» **Your instructions**:
Repeat the listing in full, preserving every character.

··········

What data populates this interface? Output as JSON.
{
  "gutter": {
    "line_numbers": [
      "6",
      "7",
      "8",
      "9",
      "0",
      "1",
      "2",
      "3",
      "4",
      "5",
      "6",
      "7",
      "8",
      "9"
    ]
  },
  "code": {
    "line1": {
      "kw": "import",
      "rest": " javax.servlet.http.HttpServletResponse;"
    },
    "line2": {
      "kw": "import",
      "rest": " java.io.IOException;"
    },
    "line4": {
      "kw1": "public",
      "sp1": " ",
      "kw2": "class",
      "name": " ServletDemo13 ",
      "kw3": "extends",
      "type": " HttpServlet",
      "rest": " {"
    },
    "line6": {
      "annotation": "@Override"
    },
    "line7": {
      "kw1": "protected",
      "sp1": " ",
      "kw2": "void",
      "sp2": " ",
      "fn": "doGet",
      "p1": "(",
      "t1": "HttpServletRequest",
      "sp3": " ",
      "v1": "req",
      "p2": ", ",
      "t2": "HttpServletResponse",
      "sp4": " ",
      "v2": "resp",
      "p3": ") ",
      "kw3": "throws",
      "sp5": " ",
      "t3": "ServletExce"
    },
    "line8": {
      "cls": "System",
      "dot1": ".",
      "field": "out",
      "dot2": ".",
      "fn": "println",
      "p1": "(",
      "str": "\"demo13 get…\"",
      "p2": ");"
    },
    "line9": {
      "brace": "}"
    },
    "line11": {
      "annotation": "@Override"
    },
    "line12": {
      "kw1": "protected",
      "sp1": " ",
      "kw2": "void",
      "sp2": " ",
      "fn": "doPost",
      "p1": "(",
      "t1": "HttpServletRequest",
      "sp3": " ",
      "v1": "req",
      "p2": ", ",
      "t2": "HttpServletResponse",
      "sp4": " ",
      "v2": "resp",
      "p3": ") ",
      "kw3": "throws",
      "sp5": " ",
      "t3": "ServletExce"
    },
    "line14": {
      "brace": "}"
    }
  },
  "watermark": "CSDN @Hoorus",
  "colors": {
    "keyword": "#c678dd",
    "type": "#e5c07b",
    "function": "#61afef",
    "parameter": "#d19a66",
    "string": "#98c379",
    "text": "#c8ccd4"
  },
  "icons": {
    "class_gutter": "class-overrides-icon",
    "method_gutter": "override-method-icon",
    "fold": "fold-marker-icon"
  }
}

··········

» **Response**:
What data populates this interface? Output as JSON.
{
  "gutter": {
    "line_numbers": [
      "6",
      "7",
      "8",
      "9",
      "0",
      "1",
      "2",
      "3",
      "4",
      "5",
      "6",
      "7",
      "8",
      "9"
    ]
  },
  "code": {
    "line1": {
      "kw": "import",
      "rest": " javax.servlet.http.HttpServletResponse;"
    },
    "line2": {
      "kw": "import",
      "rest": " java.io.IOException;"
    },
    "line4": {
      "kw1": "public",
      "sp1": " ",
      "kw2": "class",
      "name": " ServletDemo13 ",
      "kw3": "extends",
      "type": " HttpServlet",
      "rest": " {"
    },
    "line6": {
      "annotation": "@Override"
    },
    "line7": {
      "kw1": "protected",
      "sp1": " ",
      "kw2": "void",
      "sp2": " ",
      "fn": "doGet",
      "p1": "(",
      "t1": "HttpServletRequest",
      "sp3": " ",
      "v1": "req",
      "p2": ", ",
      "t2": "HttpServletResponse",
      "sp4": " ",
      "v2": "resp",
      "p3": ") ",
      "kw3": "throws",
      "sp5": " ",
      "t3": "ServletExce"
    },
    "line8": {
      "cls": "System",
      "dot1": ".",
      "field": "out",
      "dot2": ".",
      "fn": "println",
      "p1": "(",
      "str": "\"demo13 get…\"",
      "p2": ");"
    },
    "line9": {
      "brace": "}"
    },
    "line11": {
      "annotation": "@Override"
    },
    "line12": {
      "kw1": "protected",
      "sp1": " ",
      "kw2": "void",
      "sp2": " ",
      "fn": "doPost",
      "p1": "(",
      "t1": "HttpServletRequest",
      "sp3": " ",
      "v1": "req",
      "p2": ", ",
      "t2": "HttpServletResponse",
      "sp4": " ",
      "v2": "resp",
      "p3": ") ",
      "kw3": "throws",
      "sp5": " ",
      "t3": "ServletExce"
    },
    "line14": {
      "brace": "}"
    }
  },
  "watermark": "CSDN @Hoorus",
  "colors": {
    "keyword": "#c678dd",
    "type": "#e5c07b",
    "function": "#61afef",
    "parameter": "#d19a66",
    "string": "#98c379",
    "text": "#c8ccd4"
  },
  "icons": {
    "class_gutter": "class-overrides-icon",
    "method_gutter": "override-method-icon",
    "fold": "fold-marker-icon"
  }
}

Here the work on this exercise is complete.